⟨

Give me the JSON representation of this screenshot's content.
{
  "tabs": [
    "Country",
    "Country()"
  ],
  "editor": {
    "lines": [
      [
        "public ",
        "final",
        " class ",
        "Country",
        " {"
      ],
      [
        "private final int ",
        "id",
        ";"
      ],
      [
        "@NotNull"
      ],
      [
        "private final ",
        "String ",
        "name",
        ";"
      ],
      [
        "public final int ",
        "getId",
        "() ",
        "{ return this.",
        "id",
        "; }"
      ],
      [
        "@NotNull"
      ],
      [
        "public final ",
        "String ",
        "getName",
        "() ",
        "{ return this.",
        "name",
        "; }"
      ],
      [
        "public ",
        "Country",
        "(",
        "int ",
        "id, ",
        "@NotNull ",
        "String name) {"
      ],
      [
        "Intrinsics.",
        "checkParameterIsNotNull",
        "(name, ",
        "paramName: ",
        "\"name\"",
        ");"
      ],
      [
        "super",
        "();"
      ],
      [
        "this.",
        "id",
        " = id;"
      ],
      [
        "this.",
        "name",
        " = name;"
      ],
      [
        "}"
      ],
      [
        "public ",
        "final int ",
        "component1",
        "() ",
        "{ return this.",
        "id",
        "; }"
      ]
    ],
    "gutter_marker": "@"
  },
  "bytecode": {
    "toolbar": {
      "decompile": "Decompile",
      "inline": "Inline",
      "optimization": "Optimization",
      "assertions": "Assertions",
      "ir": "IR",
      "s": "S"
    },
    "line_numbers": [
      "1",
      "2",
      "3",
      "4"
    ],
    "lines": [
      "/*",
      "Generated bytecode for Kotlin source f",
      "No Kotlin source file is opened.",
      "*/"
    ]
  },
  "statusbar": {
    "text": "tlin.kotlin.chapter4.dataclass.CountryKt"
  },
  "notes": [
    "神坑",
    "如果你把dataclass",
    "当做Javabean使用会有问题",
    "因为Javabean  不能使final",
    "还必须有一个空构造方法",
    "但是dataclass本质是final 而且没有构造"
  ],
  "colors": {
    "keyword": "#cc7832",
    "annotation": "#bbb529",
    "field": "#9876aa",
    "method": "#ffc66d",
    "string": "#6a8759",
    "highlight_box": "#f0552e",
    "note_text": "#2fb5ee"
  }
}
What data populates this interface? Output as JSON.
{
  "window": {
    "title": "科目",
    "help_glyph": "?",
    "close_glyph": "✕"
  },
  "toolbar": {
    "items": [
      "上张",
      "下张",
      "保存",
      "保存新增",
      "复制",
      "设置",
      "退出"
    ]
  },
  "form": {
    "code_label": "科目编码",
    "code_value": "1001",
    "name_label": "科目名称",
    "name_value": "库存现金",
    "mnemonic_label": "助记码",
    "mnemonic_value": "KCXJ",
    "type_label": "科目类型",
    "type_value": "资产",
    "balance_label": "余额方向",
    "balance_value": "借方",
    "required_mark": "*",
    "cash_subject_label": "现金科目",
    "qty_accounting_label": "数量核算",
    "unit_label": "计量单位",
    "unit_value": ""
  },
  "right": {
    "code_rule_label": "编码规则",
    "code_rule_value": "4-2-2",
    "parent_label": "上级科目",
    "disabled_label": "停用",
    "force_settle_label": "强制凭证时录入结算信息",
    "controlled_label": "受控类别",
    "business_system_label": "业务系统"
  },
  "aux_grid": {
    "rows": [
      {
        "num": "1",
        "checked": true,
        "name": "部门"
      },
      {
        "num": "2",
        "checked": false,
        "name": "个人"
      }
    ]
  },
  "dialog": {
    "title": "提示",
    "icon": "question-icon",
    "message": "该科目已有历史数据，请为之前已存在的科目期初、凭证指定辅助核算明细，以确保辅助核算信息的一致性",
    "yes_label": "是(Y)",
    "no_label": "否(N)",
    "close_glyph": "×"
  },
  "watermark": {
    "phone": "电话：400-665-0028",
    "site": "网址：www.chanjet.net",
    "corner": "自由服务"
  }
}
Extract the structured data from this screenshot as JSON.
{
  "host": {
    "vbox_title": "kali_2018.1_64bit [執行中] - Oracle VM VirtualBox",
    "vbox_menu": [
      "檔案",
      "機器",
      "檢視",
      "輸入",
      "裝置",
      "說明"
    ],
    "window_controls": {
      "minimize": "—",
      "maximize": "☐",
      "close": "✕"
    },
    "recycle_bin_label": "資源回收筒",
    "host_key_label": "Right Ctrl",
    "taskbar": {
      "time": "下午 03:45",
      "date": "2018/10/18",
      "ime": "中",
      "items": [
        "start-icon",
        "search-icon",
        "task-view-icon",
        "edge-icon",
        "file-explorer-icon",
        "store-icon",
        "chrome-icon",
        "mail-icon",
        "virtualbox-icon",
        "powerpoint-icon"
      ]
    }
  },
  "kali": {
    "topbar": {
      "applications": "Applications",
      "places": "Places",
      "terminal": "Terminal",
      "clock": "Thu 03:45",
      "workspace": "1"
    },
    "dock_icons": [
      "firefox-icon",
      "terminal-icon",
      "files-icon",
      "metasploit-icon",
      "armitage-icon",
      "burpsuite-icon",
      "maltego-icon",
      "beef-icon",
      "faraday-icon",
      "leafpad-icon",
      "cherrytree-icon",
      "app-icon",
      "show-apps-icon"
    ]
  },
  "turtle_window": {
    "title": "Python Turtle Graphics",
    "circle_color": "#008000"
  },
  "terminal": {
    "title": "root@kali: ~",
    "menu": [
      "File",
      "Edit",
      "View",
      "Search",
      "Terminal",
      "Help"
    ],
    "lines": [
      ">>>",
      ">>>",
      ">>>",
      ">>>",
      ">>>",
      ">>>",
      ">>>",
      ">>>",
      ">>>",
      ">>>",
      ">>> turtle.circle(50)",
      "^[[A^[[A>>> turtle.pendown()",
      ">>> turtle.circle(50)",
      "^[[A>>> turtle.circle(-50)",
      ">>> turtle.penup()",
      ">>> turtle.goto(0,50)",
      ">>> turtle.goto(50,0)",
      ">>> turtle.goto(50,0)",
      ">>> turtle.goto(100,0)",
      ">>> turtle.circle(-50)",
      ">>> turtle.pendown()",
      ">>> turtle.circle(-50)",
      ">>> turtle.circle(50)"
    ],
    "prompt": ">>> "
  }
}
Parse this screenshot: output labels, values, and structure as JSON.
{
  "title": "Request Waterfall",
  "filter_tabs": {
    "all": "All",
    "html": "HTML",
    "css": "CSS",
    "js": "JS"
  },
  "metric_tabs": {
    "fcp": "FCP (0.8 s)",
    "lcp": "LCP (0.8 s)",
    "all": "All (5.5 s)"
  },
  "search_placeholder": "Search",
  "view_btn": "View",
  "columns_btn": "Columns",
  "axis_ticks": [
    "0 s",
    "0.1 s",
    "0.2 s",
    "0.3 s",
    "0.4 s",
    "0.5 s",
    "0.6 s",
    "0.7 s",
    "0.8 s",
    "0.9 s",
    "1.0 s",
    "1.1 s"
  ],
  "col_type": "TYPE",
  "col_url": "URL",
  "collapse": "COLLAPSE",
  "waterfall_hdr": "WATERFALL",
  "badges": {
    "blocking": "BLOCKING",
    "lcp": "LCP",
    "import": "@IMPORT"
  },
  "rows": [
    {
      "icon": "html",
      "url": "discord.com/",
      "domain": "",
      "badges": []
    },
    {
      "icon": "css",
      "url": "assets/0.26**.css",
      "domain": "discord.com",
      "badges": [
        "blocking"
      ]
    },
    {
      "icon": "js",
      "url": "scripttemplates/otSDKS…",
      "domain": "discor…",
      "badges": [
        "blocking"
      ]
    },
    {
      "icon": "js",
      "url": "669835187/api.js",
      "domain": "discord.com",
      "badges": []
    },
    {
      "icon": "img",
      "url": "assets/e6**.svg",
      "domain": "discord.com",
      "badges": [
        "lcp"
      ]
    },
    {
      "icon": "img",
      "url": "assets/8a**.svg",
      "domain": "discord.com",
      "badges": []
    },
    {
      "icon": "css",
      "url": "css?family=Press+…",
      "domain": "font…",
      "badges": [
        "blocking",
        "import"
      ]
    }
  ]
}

⟩

#### Given problem:
Only the lines from the one that contains "Parse this screenshot: output" through the last line should be repeated, each exactly as it stands, with both ends included.

#### Output for this exercise:
Parse this screenshot: output labels, values, and structure as JSON.
{
  "title": "Request Waterfall",
  "filter_tabs": {
    "all": "All",
    "html": "HTML",
    "css": "CSS",
    "js": "JS"
  },
  "metric_tabs": {
    "fcp": "FCP (0.8 s)",
    "lcp": "LCP (0.8 s)",
    "all": "All (5.5 s)"
  },
  "search_placeholder": "Search",
  "view_btn": "View",
  "columns_btn": "Columns",
  "axis_ticks": [
    "0 s",
    "0.1 s",
    "0.2 s",
    "0.3 s",
    "0.4 s",
    "0.5 s",
    "0.6 s",
    "0.7 s",
    "0.8 s",
    "0.9 s",
    "1.0 s",
    "1.1 s"
  ],
  "col_type": "TYPE",
  "col_url": "URL",
  "collapse": "COLLAPSE",
  "waterfall_hdr": "WATERFALL",
  "badges": {
    "blocking": "BLOCKING",
    "lcp": "LCP",
    "import": "@IMPORT"
  },
  "rows": [
    {
      "icon": "html",
      "url": "discord.com/",
      "domain": "",
      "badges": []
    },
    {
      "icon": "css",
      "url": "assets/0.26**.css",
      "domain": "discord.com",
      "badges": [
        "blocking"
      ]
    },
    {
      "icon": "js",
      "url": "scripttemplates/otSDKS…",
      "domain": "discor…",
      "badges": [
        "blocking"
      ]
    },
    {
      "icon": "js",
      "url": "669835187/api.js",
      "domain": "discord.com",
      "badges": []
    },
    {
      "icon": "img",
      "url": "assets/e6**.svg",
      "domain": "discord.com",
      "badges": [
        "lcp"
      ]
    },
    {
      "icon": "img",
      "url": "assets/8a**.svg",
      "domain": "discord.com",
      "badges": []
    },
    {
      "icon": "css",
      "url": "css?family=Press+…",
      "domain": "font…",
      "badges": [
        "blocking",
        "import"
      ]
    }
  ]
}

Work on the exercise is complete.